Short task | Show, in full, each line of the data that contains "Speed".

Data supplied |
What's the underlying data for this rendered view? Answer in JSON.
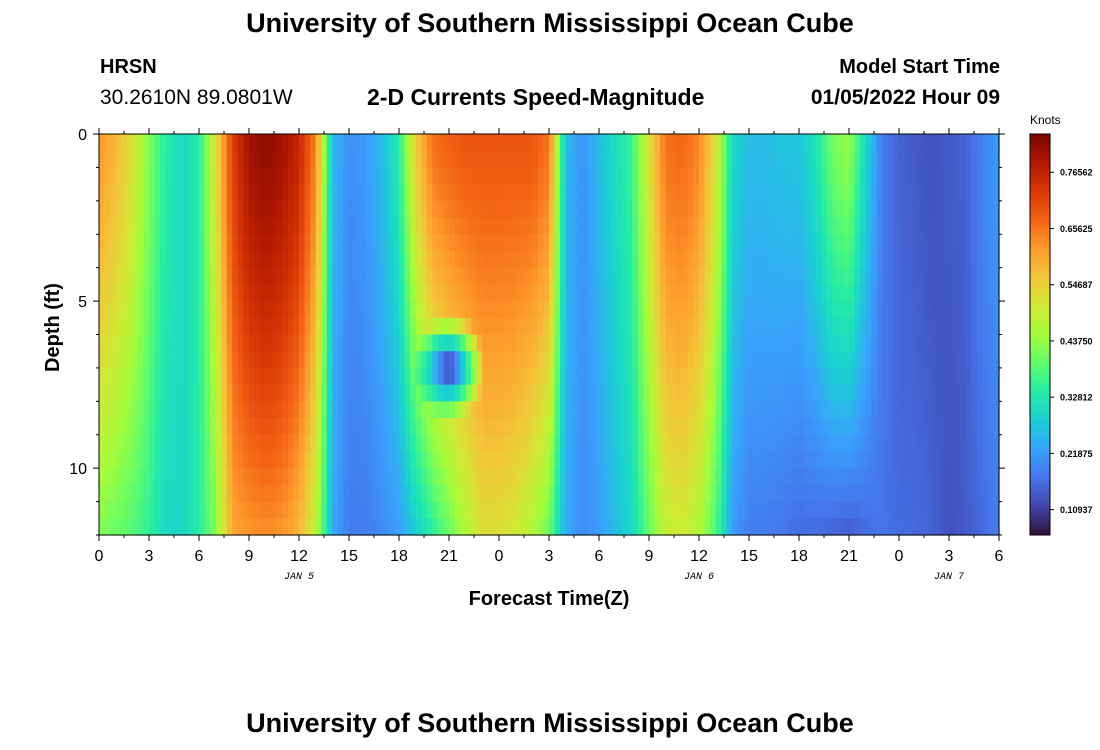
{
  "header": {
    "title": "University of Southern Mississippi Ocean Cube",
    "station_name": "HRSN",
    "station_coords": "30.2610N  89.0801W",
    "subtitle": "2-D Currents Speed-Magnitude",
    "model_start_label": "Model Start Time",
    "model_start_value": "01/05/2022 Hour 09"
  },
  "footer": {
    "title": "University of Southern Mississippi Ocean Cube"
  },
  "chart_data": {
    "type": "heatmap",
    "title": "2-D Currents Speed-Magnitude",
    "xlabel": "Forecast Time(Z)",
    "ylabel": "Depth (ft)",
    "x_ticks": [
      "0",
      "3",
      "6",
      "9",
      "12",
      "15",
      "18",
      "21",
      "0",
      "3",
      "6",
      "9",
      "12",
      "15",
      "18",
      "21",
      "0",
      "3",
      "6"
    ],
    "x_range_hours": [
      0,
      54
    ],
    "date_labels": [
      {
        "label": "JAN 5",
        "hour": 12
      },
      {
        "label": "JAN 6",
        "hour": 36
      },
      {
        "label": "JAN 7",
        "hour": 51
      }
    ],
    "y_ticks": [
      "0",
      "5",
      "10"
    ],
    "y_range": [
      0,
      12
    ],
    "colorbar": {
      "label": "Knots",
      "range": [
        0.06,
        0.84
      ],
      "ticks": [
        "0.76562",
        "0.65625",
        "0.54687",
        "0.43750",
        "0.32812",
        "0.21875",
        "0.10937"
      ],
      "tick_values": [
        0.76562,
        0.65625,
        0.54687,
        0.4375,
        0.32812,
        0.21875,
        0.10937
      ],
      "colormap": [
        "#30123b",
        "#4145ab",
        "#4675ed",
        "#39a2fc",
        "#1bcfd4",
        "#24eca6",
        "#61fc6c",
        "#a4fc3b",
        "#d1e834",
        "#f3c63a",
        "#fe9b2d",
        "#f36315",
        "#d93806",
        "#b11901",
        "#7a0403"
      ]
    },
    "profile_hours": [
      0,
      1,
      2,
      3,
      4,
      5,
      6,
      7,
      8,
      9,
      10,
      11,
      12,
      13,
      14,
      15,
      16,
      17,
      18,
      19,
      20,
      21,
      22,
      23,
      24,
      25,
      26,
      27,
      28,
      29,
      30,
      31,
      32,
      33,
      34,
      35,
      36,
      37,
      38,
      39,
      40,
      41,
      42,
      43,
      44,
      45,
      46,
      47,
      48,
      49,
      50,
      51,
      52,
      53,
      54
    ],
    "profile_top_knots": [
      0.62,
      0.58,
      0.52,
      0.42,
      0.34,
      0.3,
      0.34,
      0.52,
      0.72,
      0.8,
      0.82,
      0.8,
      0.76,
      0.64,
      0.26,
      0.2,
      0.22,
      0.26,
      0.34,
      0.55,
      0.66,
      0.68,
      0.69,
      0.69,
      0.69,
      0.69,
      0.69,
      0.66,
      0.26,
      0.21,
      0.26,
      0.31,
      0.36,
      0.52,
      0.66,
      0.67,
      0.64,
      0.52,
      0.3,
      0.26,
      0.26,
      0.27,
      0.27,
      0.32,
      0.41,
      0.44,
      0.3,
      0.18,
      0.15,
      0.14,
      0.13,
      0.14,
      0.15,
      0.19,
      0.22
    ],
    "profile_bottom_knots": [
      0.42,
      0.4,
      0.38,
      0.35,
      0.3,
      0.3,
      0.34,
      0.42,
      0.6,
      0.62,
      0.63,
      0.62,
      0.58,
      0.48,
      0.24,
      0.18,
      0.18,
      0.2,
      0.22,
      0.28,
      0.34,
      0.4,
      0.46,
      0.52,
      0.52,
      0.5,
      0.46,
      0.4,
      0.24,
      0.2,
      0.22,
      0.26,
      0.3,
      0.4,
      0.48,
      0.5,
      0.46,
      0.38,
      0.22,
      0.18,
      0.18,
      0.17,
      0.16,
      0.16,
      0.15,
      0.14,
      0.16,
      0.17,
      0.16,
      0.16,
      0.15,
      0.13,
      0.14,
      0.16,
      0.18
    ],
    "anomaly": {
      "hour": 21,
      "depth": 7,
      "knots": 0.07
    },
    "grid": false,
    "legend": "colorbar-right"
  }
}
--
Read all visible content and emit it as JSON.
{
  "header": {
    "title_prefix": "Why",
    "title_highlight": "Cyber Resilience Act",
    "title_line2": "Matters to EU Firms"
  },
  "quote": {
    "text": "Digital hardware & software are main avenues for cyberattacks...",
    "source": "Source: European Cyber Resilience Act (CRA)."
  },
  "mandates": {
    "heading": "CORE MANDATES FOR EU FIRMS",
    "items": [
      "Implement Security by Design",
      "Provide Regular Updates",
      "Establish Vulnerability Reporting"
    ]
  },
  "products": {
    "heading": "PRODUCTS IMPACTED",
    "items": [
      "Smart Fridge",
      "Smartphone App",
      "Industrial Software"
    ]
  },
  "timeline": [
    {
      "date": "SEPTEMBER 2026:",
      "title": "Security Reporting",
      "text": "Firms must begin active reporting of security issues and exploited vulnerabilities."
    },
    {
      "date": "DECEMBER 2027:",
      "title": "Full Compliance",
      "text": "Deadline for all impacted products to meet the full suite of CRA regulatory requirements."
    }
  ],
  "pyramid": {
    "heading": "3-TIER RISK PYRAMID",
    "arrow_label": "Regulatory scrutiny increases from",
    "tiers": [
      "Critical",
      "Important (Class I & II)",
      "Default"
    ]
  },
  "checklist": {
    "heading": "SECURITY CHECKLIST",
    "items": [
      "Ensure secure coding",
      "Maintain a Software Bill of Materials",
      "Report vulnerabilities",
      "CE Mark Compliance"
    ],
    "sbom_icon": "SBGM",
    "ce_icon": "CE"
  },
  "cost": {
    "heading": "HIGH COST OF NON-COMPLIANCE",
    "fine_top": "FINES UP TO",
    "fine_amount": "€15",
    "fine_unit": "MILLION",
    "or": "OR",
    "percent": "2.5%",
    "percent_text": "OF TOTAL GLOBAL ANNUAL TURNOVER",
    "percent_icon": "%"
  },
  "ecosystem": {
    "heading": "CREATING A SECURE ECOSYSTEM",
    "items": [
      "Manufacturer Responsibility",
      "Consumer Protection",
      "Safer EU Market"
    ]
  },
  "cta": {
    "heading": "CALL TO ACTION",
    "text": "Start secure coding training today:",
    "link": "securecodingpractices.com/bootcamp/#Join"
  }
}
==
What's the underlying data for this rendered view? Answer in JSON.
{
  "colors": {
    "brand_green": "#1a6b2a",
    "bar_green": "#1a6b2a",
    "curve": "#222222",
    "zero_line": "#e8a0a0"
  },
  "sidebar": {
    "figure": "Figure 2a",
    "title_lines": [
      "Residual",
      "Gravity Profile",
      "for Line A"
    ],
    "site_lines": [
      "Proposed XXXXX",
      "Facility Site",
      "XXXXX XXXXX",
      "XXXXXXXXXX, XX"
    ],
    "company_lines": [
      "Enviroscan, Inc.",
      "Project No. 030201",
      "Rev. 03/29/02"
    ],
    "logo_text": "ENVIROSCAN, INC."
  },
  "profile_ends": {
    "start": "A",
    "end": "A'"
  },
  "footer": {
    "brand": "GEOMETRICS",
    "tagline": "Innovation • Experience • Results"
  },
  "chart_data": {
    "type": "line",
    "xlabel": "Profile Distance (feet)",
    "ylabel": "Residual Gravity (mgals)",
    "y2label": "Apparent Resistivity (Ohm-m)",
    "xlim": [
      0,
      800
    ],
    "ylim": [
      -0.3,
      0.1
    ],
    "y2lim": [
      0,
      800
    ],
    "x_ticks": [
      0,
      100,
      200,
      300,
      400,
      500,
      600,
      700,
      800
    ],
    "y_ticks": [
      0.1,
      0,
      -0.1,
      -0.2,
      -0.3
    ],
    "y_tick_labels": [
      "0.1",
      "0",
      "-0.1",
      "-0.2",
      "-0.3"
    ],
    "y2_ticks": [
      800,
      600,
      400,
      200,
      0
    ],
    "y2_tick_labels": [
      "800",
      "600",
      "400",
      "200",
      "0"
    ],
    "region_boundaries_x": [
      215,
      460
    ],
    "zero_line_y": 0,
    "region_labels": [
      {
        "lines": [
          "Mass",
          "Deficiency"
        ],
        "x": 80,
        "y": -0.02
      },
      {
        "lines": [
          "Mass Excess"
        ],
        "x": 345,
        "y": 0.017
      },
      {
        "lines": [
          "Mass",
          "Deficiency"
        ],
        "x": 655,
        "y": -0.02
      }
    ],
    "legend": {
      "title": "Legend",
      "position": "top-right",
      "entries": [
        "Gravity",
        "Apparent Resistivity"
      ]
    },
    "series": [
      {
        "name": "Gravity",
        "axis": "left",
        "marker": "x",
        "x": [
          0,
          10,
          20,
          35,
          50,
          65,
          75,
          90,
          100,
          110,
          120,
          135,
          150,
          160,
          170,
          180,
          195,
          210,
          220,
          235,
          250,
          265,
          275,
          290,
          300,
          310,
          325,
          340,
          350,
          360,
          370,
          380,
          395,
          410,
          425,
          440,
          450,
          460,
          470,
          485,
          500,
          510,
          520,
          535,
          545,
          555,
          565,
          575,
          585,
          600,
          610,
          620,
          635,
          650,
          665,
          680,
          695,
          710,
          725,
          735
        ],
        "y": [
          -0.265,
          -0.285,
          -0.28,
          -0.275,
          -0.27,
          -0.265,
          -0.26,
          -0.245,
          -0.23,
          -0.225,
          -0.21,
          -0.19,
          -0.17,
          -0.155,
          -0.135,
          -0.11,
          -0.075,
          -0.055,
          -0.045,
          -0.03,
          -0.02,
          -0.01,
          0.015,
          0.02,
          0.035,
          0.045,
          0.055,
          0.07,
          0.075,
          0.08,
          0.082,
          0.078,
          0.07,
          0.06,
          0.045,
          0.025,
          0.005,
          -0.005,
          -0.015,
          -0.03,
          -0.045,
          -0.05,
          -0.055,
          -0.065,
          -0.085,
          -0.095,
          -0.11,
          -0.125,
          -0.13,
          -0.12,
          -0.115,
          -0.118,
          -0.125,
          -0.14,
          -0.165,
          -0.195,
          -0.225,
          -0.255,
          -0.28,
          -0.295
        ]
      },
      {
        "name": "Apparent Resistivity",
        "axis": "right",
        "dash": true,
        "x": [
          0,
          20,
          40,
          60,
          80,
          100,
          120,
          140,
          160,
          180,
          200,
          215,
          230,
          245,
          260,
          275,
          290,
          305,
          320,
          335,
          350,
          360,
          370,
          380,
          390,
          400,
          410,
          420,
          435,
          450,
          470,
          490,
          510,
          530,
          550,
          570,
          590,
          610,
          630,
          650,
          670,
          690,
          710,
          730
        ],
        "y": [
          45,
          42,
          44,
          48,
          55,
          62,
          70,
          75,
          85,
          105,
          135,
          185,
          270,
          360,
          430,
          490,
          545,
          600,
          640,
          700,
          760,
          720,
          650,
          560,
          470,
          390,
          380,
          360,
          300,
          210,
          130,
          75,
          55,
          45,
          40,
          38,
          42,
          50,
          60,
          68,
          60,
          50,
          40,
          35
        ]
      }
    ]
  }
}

Response below |
    "subtitle": "2-D Currents Speed-Magnitude",
    "title": "2-D Currents Speed-Magnitude",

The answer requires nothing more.